## Written exercise
Find the word "color" in the listing; pull out each line holding it.

## Provided data
··········
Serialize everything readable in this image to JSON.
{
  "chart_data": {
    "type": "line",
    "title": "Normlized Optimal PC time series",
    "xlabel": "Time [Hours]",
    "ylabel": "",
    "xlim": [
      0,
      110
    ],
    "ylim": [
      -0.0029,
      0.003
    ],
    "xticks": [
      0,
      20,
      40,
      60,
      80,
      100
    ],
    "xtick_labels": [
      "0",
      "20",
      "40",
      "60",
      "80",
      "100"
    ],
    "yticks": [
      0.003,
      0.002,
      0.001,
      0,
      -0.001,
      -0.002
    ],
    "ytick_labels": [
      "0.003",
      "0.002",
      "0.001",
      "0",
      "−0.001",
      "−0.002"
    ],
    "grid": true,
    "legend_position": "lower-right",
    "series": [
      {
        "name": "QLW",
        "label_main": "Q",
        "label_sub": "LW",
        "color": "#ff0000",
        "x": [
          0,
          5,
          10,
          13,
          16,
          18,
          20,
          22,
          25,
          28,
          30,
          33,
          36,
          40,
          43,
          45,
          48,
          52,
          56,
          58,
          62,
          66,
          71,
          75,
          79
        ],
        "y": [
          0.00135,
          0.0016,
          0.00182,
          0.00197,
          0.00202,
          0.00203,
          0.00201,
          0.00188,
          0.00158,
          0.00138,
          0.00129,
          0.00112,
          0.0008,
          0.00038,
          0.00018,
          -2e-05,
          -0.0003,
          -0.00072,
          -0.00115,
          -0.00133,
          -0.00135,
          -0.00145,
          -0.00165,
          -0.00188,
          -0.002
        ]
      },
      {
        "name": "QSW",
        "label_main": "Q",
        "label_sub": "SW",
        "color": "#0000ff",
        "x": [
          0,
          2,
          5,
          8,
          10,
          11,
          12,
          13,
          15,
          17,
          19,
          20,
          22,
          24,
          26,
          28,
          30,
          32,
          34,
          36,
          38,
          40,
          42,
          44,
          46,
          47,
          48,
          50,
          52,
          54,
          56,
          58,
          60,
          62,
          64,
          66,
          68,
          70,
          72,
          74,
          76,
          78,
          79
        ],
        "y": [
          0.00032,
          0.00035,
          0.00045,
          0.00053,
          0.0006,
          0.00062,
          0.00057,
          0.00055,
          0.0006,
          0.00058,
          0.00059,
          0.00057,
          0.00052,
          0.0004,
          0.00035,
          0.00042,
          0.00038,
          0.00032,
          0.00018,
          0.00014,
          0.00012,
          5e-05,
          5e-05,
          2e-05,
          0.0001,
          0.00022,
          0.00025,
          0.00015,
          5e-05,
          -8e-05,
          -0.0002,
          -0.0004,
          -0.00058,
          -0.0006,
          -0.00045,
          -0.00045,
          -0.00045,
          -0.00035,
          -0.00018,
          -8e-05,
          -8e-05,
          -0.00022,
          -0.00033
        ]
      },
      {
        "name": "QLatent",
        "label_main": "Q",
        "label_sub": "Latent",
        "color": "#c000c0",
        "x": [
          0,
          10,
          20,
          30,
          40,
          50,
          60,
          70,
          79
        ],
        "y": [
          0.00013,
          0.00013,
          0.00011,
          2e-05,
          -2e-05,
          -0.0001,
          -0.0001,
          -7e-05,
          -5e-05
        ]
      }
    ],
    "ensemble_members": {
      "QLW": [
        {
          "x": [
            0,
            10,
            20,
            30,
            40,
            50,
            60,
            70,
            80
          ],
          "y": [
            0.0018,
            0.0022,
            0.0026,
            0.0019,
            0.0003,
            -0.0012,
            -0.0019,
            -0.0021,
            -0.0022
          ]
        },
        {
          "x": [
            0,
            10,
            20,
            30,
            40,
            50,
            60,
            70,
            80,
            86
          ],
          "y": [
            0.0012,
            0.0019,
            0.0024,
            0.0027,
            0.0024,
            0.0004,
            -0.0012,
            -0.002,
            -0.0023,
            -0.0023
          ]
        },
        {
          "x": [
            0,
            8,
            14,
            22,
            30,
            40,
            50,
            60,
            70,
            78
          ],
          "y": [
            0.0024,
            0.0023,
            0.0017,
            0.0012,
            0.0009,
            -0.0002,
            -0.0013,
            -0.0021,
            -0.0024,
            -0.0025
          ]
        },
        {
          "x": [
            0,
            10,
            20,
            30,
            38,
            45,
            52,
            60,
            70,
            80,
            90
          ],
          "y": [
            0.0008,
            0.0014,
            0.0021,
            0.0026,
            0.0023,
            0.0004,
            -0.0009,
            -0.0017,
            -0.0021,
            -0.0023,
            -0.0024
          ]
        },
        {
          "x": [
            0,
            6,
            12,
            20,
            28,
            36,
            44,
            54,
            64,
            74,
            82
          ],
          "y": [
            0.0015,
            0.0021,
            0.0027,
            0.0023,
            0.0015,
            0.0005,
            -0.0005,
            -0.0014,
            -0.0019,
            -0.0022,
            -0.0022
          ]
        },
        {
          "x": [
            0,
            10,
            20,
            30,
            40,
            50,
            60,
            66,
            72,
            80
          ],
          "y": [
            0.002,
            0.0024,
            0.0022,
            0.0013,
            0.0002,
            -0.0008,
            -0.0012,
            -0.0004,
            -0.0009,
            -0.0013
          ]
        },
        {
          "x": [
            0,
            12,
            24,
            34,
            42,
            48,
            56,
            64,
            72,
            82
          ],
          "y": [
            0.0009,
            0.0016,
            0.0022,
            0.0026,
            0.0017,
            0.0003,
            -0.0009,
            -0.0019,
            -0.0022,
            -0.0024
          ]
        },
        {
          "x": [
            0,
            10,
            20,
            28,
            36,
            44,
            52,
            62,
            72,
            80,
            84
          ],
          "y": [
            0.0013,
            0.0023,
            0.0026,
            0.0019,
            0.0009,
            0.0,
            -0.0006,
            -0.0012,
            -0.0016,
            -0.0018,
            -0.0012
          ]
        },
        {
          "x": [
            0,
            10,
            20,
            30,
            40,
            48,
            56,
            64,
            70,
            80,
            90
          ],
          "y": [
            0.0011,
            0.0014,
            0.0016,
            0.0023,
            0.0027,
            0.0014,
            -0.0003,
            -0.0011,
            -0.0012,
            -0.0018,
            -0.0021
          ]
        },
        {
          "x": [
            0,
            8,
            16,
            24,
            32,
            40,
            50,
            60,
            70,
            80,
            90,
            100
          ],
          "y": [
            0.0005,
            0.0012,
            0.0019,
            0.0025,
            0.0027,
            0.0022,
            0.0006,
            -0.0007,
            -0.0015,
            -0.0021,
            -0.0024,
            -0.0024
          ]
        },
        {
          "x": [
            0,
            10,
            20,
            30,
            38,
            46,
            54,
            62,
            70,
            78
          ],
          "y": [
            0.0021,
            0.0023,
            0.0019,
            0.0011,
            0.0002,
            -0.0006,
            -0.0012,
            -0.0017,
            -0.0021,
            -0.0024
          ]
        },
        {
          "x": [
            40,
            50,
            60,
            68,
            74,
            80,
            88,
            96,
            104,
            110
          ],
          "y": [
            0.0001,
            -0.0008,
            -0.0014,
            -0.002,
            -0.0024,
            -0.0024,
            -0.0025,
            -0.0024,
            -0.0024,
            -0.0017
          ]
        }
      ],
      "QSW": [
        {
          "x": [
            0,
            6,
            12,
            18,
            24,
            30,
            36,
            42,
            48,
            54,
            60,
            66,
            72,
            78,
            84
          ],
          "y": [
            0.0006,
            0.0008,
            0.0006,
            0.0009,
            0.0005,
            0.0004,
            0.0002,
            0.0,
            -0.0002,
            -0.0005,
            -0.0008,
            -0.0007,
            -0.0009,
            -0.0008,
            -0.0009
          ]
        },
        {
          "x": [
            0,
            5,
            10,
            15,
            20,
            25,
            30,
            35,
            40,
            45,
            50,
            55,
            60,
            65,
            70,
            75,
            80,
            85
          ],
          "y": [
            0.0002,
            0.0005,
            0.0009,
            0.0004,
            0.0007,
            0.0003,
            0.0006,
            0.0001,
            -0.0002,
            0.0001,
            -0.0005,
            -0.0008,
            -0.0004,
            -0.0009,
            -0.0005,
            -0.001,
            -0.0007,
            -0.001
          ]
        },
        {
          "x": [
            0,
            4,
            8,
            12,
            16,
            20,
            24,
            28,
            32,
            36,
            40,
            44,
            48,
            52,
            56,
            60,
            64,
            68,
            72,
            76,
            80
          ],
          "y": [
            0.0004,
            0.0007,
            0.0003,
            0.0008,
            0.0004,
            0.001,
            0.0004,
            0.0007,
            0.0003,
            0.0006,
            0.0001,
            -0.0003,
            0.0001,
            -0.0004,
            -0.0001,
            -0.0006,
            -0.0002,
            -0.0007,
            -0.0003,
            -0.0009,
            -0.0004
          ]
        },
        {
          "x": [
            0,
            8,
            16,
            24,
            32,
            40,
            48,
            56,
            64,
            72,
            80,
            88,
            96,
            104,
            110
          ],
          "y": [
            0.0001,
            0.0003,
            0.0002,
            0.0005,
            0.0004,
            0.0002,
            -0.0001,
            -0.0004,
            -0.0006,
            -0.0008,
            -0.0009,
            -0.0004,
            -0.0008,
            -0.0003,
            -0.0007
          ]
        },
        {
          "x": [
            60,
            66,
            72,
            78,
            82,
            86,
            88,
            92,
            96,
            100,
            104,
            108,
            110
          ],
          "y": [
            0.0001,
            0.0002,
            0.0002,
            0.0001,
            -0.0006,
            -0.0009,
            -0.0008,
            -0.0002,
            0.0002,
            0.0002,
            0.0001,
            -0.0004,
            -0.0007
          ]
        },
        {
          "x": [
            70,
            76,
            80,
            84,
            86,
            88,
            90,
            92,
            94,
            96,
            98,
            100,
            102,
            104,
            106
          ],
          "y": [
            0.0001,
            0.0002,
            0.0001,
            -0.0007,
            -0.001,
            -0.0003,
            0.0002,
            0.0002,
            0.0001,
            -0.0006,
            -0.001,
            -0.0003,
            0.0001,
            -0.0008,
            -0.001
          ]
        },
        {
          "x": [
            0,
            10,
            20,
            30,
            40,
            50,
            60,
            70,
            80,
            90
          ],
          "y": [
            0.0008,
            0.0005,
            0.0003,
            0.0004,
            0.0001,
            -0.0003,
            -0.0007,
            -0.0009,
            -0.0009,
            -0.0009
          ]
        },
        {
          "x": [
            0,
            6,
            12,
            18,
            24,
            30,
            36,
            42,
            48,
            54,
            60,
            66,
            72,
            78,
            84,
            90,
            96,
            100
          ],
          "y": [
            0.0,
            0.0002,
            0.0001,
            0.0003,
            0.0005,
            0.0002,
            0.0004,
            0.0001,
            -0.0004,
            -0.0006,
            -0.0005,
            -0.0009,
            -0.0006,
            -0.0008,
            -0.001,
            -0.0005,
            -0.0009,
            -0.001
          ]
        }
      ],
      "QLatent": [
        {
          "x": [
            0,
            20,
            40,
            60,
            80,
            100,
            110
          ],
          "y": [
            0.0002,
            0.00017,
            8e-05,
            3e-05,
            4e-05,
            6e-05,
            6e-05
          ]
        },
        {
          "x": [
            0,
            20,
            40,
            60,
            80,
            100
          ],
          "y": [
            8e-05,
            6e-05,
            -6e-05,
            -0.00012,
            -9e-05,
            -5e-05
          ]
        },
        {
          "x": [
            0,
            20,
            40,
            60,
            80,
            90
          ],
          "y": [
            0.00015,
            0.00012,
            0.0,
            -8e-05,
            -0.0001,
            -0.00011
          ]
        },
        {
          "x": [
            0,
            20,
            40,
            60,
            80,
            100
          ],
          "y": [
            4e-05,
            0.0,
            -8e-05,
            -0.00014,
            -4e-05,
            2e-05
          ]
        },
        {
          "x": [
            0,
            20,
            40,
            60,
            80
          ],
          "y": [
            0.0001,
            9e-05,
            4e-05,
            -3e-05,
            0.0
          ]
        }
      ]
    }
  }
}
··········
## Exercise answer
        "color": "#ff0000",
        "color": "#0000ff",
        "color": "#c000c0",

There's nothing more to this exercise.